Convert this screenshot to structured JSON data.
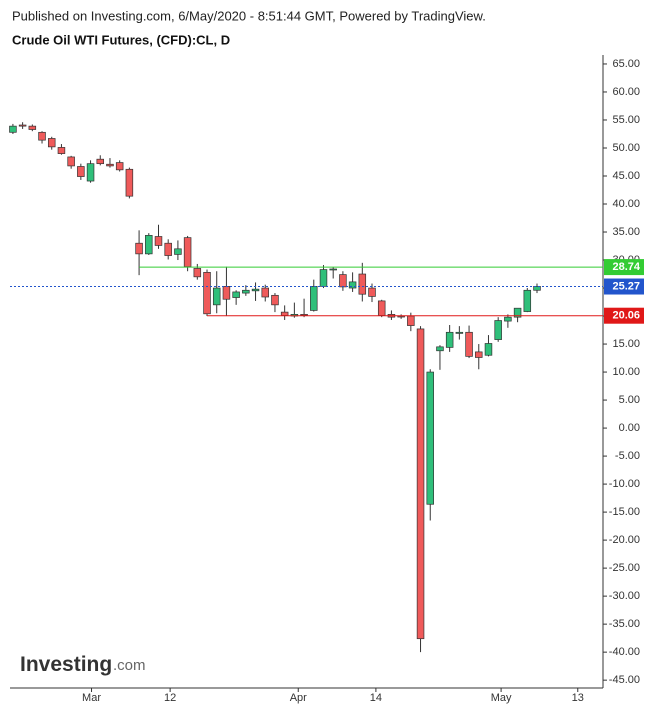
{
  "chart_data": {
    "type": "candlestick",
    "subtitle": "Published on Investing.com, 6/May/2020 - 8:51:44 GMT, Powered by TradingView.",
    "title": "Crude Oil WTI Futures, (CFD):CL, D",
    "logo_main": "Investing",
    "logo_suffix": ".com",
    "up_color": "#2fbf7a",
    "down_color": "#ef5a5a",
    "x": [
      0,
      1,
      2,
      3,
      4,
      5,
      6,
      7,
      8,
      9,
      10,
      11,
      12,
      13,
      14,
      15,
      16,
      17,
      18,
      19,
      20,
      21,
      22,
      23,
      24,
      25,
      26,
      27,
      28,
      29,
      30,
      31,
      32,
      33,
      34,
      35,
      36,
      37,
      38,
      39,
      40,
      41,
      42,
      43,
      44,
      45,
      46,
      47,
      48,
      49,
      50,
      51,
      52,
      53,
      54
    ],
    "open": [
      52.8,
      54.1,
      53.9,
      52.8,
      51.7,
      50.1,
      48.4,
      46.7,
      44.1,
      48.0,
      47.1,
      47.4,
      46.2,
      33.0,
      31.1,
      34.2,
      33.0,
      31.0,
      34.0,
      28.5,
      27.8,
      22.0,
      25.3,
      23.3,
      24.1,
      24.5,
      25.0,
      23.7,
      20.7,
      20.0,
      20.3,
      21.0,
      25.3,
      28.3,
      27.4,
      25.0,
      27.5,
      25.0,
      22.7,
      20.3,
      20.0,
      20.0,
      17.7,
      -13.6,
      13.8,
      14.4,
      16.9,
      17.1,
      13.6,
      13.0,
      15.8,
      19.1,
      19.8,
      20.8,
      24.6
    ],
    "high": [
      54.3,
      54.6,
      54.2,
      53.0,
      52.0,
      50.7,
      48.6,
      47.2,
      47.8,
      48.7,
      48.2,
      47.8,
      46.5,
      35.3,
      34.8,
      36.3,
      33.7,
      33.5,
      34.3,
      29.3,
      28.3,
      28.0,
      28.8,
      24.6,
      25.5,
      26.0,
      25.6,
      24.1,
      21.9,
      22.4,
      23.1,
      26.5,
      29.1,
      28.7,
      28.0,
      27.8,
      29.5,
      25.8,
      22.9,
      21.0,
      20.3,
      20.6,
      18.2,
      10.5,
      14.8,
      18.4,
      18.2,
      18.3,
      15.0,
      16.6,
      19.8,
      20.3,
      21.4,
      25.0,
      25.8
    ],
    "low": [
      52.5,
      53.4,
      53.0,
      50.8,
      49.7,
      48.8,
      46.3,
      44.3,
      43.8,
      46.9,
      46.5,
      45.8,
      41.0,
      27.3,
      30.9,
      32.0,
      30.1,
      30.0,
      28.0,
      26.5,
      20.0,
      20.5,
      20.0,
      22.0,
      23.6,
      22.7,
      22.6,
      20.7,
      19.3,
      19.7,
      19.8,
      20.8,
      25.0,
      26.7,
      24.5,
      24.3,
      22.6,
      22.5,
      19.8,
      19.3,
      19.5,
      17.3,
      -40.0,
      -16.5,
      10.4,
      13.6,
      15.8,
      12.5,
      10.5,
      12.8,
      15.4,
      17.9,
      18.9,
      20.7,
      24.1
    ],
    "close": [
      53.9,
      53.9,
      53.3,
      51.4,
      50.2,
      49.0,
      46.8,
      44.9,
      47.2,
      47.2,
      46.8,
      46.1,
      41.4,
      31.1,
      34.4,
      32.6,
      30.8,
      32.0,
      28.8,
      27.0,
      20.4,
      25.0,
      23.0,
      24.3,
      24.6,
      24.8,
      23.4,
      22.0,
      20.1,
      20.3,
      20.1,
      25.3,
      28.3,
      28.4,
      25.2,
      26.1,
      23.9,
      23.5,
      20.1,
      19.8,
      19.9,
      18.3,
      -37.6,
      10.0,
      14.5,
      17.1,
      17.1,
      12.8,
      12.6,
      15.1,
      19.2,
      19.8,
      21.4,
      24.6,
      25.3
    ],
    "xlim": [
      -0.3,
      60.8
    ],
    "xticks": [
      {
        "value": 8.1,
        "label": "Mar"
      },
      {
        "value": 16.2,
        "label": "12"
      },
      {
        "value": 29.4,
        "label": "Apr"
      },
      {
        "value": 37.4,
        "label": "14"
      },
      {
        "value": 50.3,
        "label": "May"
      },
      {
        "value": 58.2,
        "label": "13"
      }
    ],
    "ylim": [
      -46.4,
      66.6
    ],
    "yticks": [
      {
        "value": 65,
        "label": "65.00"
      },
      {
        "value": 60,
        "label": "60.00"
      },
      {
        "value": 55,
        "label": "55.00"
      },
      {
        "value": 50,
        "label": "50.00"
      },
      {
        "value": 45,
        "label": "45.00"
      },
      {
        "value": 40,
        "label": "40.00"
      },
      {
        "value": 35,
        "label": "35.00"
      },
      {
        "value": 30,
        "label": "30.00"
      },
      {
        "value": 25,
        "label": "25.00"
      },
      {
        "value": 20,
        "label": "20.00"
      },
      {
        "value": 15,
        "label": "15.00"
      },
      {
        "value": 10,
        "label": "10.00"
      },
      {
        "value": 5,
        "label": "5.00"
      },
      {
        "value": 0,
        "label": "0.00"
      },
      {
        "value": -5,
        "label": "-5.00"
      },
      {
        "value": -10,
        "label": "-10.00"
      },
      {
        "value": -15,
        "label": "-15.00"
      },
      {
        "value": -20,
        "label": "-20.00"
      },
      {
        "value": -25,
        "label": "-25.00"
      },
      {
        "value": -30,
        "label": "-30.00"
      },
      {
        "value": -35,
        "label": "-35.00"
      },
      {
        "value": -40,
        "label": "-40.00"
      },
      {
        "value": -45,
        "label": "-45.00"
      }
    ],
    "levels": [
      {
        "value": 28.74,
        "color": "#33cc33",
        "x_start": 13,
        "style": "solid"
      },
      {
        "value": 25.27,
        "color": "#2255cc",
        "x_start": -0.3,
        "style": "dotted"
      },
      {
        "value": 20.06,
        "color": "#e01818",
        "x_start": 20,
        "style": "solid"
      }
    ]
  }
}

########

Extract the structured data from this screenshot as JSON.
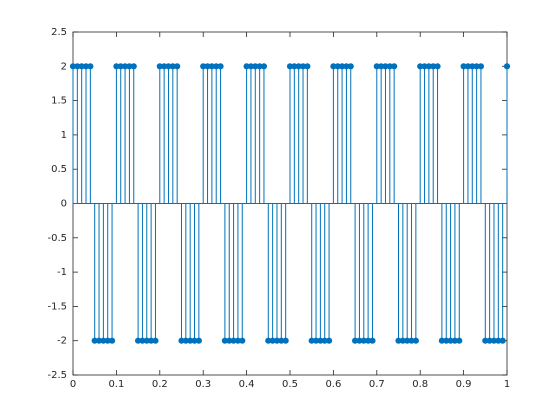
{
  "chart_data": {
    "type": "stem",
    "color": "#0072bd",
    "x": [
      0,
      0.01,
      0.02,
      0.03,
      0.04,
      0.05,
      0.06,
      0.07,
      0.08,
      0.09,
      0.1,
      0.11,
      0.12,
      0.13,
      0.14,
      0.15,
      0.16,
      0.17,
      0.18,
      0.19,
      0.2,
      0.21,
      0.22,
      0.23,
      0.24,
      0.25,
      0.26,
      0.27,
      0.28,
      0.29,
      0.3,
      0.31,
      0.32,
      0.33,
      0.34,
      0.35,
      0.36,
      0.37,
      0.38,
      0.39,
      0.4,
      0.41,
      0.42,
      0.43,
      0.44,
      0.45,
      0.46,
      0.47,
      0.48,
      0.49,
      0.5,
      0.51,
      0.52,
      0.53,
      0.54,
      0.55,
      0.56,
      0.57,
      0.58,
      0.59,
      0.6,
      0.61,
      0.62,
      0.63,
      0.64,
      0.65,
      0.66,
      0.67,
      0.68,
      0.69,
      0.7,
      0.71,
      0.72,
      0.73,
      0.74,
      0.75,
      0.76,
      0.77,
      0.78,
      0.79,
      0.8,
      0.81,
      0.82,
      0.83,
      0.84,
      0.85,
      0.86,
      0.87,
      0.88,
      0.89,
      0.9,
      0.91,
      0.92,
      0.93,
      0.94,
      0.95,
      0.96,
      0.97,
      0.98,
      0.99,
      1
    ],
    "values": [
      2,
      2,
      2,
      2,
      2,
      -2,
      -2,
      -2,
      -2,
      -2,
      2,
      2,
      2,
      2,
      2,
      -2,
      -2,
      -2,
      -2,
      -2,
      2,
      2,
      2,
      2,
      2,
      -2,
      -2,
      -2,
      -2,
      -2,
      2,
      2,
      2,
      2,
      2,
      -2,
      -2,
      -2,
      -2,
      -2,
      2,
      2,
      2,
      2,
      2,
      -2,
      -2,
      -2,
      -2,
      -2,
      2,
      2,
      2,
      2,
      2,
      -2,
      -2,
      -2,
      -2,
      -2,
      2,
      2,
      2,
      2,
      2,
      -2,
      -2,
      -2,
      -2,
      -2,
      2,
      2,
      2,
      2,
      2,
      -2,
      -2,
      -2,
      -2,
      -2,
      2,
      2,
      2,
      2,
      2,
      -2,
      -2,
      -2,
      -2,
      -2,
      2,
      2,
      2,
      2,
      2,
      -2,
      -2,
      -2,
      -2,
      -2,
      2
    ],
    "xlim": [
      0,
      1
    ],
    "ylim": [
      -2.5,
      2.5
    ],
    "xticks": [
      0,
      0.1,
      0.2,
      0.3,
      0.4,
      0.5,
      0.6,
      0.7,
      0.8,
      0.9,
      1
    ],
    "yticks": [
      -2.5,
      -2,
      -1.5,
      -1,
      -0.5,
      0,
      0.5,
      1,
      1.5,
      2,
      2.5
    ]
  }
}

########

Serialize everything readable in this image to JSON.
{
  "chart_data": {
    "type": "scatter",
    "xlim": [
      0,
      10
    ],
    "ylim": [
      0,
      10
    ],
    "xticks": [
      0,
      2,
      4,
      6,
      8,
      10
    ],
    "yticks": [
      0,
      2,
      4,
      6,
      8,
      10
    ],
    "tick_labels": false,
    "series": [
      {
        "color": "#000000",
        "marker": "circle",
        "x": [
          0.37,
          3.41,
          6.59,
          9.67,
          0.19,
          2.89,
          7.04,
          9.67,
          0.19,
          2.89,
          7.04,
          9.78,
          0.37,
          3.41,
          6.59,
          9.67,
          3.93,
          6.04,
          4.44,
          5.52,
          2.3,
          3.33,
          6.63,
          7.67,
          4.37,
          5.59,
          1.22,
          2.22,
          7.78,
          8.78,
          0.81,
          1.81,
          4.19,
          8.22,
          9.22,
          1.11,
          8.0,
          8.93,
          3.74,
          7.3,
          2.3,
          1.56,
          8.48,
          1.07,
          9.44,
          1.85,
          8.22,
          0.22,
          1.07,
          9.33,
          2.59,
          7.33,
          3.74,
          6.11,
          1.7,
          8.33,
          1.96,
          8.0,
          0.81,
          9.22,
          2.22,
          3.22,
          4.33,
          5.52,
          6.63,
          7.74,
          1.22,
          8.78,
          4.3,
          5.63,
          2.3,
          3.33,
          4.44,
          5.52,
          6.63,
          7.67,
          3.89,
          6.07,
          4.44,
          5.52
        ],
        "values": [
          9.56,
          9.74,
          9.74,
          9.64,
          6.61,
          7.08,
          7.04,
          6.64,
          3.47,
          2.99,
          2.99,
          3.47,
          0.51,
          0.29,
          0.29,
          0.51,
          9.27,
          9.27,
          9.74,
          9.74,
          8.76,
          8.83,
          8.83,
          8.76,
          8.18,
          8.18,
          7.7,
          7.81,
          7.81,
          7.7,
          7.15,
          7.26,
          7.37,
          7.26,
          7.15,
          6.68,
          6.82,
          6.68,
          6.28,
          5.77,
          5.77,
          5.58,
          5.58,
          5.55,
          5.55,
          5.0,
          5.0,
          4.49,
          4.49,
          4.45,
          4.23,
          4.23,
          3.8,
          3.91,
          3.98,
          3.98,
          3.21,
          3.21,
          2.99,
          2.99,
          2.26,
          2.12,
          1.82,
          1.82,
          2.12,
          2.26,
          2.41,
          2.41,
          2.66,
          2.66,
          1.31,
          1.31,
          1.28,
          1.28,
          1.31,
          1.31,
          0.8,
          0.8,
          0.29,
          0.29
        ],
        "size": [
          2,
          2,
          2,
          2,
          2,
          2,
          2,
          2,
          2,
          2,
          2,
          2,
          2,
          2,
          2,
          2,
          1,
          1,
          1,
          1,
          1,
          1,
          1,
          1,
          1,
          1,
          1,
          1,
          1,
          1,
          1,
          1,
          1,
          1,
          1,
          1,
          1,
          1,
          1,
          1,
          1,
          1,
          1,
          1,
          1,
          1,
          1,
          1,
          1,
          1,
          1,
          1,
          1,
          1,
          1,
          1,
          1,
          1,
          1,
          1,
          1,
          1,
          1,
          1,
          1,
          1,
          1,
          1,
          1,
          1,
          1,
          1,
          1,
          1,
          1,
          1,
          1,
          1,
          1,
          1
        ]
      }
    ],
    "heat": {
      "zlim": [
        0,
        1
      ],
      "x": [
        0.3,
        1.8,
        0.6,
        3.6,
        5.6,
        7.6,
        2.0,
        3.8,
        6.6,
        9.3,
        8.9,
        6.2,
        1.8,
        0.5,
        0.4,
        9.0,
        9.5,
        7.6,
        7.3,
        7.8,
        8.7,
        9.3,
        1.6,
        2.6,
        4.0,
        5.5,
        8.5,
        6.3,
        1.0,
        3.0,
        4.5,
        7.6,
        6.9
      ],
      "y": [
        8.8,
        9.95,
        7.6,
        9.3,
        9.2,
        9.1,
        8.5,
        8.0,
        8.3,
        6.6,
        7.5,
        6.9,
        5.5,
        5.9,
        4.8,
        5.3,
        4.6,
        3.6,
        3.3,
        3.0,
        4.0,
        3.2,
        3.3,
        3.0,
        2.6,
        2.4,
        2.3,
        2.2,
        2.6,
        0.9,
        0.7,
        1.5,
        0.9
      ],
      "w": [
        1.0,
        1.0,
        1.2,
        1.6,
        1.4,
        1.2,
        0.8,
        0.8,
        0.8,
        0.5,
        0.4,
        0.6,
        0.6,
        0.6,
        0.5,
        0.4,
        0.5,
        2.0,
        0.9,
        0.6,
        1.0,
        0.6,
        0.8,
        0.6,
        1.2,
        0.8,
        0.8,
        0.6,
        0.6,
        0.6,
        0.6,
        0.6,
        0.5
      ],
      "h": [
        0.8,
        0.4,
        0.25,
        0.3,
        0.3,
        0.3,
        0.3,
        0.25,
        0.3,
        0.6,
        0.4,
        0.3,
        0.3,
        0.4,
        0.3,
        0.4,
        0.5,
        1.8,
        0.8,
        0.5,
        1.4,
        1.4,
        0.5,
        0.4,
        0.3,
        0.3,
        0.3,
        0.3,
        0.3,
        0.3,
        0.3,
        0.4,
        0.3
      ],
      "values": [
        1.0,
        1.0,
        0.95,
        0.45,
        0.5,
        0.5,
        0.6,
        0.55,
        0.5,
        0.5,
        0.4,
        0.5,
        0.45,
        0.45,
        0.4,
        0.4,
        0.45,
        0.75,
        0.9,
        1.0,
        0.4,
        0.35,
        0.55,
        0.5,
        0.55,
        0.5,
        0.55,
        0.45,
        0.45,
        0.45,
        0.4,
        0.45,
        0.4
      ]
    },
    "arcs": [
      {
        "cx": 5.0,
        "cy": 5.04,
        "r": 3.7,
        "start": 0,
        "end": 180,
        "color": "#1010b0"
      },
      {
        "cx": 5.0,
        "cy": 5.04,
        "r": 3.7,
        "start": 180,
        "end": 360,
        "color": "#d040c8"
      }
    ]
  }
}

########

[Task goal] What is the number of lines in the data that hold the string "this"? Answer with the number only.

[Full response] 3